* _Job_
Return the count of lines with the string "name" in them, and nothing else.

* _Data provided_
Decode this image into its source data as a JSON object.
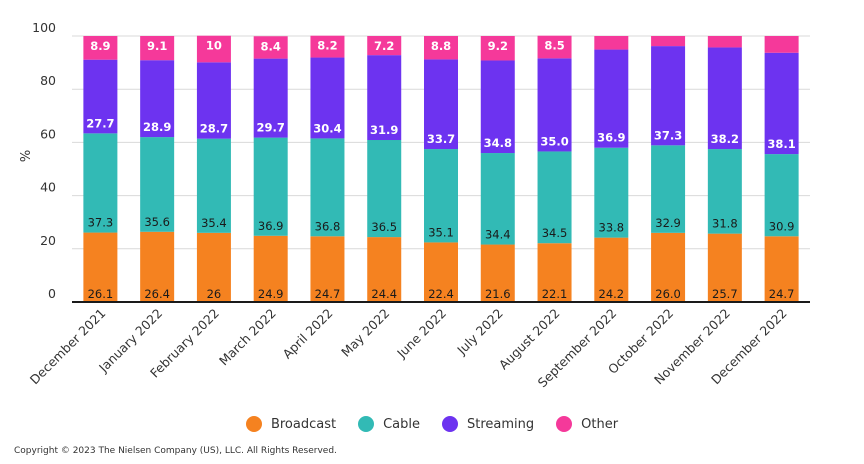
{
  "chart_data": {
    "type": "bar",
    "stacked": true,
    "ylabel": "%",
    "ylim": [
      0,
      100
    ],
    "yticks": [
      0,
      20,
      40,
      60,
      80,
      100
    ],
    "grid": true,
    "legend_position": "bottom",
    "categories": [
      "December 2021",
      "January 2022",
      "February 2022",
      "March 2022",
      "April 2022",
      "May 2022",
      "June 2022",
      "July 2022",
      "August 2022",
      "September 2022",
      "October 2022",
      "November 2022",
      "December 2022"
    ],
    "series": [
      {
        "name": "Broadcast",
        "color": "#f58220",
        "values": [
          26.1,
          26.4,
          26,
          24.9,
          24.7,
          24.4,
          22.4,
          21.6,
          22.1,
          24.2,
          26.0,
          25.7,
          24.7
        ],
        "labels": [
          "26.1",
          "26.4",
          "26",
          "24.9",
          "24.7",
          "24.4",
          "22.4",
          "21.6",
          "22.1",
          "24.2",
          "26.0",
          "25.7",
          "24.7"
        ]
      },
      {
        "name": "Cable",
        "color": "#32bab5",
        "values": [
          37.3,
          35.6,
          35.4,
          36.9,
          36.8,
          36.5,
          35.1,
          34.4,
          34.5,
          33.8,
          32.9,
          31.8,
          30.9
        ],
        "labels": [
          "37.3",
          "35.6",
          "35.4",
          "36.9",
          "36.8",
          "36.5",
          "35.1",
          "34.4",
          "34.5",
          "33.8",
          "32.9",
          "31.8",
          "30.9"
        ]
      },
      {
        "name": "Streaming",
        "color": "#6d33f0",
        "values": [
          27.7,
          28.9,
          28.7,
          29.7,
          30.4,
          31.9,
          33.7,
          34.8,
          35.0,
          36.9,
          37.3,
          38.2,
          38.1
        ],
        "labels": [
          "27.7",
          "28.9",
          "28.7",
          "29.7",
          "30.4",
          "31.9",
          "33.7",
          "34.8",
          "35.0",
          "36.9",
          "37.3",
          "38.2",
          "38.1"
        ]
      },
      {
        "name": "Other",
        "color": "#f5399a",
        "values": [
          8.9,
          9.1,
          10,
          8.4,
          8.2,
          7.2,
          8.8,
          9.2,
          8.5,
          5.1,
          3.8,
          4.3,
          6.3
        ],
        "labels": [
          "8.9",
          "9.1",
          "10",
          "8.4",
          "8.2",
          "7.2",
          "8.8",
          "9.2",
          "8.5",
          "",
          "",
          "",
          ""
        ]
      }
    ]
  },
  "footer": {
    "copyright": "Copyright © 2023 The Nielsen Company (US), LLC. All Rights Reserved."
  }
}
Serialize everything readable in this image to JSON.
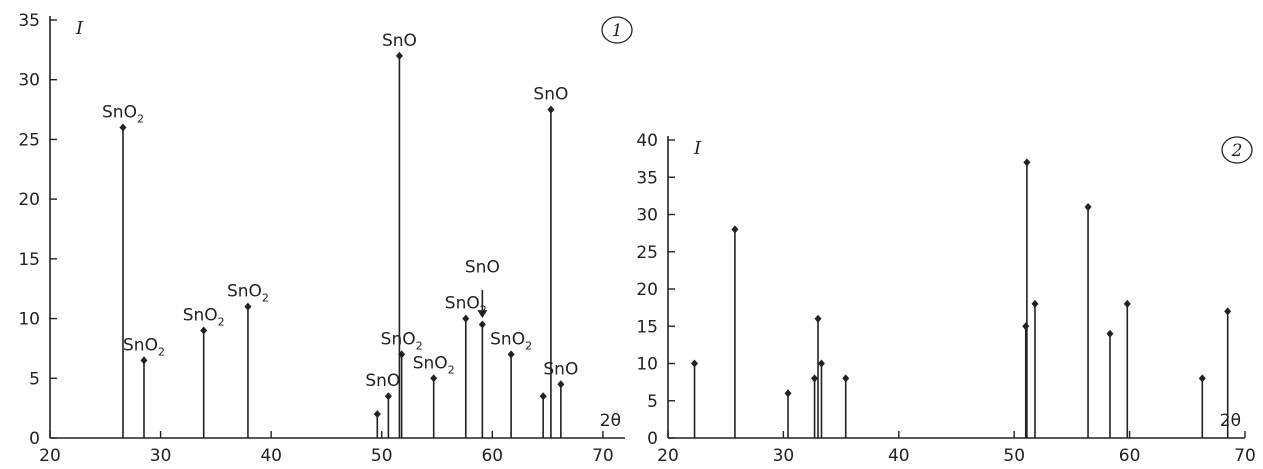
{
  "chart_data": [
    {
      "type": "bar",
      "panel_number": "1",
      "ylabel": "I",
      "xlabel": "2θ",
      "xlim": [
        20,
        72
      ],
      "ylim": [
        0,
        35
      ],
      "xticks": [
        20,
        30,
        40,
        50,
        60,
        70
      ],
      "yticks": [
        0,
        5,
        10,
        15,
        20,
        25,
        30,
        35
      ],
      "points": [
        {
          "x": 26.6,
          "y": 26
        },
        {
          "x": 28.5,
          "y": 6.5
        },
        {
          "x": 33.9,
          "y": 9
        },
        {
          "x": 37.9,
          "y": 11
        },
        {
          "x": 49.6,
          "y": 2
        },
        {
          "x": 50.6,
          "y": 3.5
        },
        {
          "x": 51.6,
          "y": 32
        },
        {
          "x": 51.8,
          "y": 7
        },
        {
          "x": 54.7,
          "y": 5
        },
        {
          "x": 57.6,
          "y": 10
        },
        {
          "x": 59.1,
          "y": 9.5
        },
        {
          "x": 61.7,
          "y": 7
        },
        {
          "x": 64.6,
          "y": 3.5
        },
        {
          "x": 65.3,
          "y": 27.5
        },
        {
          "x": 66.2,
          "y": 4.5
        }
      ],
      "annotations": [
        {
          "text": "SnO",
          "sub": "2",
          "x": 26.6,
          "y": 26
        },
        {
          "text": "SnO",
          "sub": "2",
          "x": 28.5,
          "y": 6.5
        },
        {
          "text": "SnO",
          "sub": "2",
          "x": 33.9,
          "y": 9
        },
        {
          "text": "SnO",
          "sub": "2",
          "x": 37.9,
          "y": 11
        },
        {
          "text": "SnO",
          "sub": "",
          "x": 50.1,
          "y": 3.5
        },
        {
          "text": "SnO",
          "sub": "",
          "x": 51.6,
          "y": 32
        },
        {
          "text": "SnO",
          "sub": "2",
          "x": 51.8,
          "y": 7
        },
        {
          "text": "SnO",
          "sub": "2",
          "x": 54.7,
          "y": 5
        },
        {
          "text": "SnO",
          "sub": "2",
          "x": 57.6,
          "y": 10
        },
        {
          "text": "SnO",
          "sub": "",
          "x": 59.1,
          "y": 13
        },
        {
          "text": "SnO",
          "sub": "2",
          "x": 61.7,
          "y": 7
        },
        {
          "text": "SnO",
          "sub": "",
          "x": 65.3,
          "y": 27.5
        },
        {
          "text": "SnO",
          "sub": "",
          "x": 66.2,
          "y": 4.5
        }
      ]
    },
    {
      "type": "bar",
      "panel_number": "2",
      "ylabel": "I",
      "xlabel": "2θ",
      "xlim": [
        20,
        70
      ],
      "ylim": [
        0,
        40
      ],
      "xticks": [
        20,
        30,
        40,
        50,
        60,
        70
      ],
      "yticks": [
        0,
        5,
        10,
        15,
        20,
        25,
        30,
        35,
        40
      ],
      "points": [
        {
          "x": 22.3,
          "y": 10
        },
        {
          "x": 25.8,
          "y": 28
        },
        {
          "x": 30.4,
          "y": 6
        },
        {
          "x": 32.7,
          "y": 8
        },
        {
          "x": 33.0,
          "y": 16
        },
        {
          "x": 33.3,
          "y": 10
        },
        {
          "x": 35.4,
          "y": 8
        },
        {
          "x": 51.0,
          "y": 15
        },
        {
          "x": 51.1,
          "y": 37
        },
        {
          "x": 51.8,
          "y": 18
        },
        {
          "x": 56.4,
          "y": 31
        },
        {
          "x": 58.3,
          "y": 14
        },
        {
          "x": 59.8,
          "y": 18
        },
        {
          "x": 66.3,
          "y": 8
        },
        {
          "x": 68.5,
          "y": 17
        }
      ]
    }
  ]
}
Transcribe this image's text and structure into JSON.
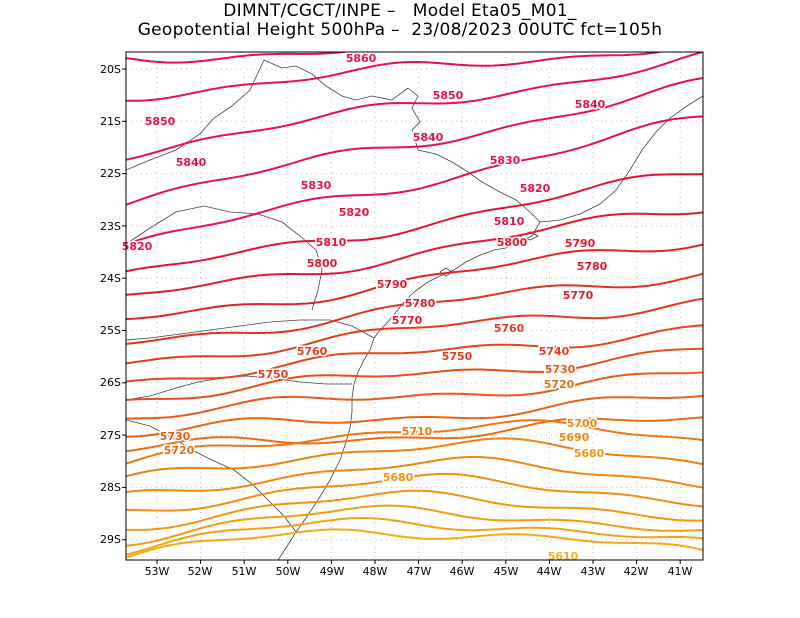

* _Final result_
4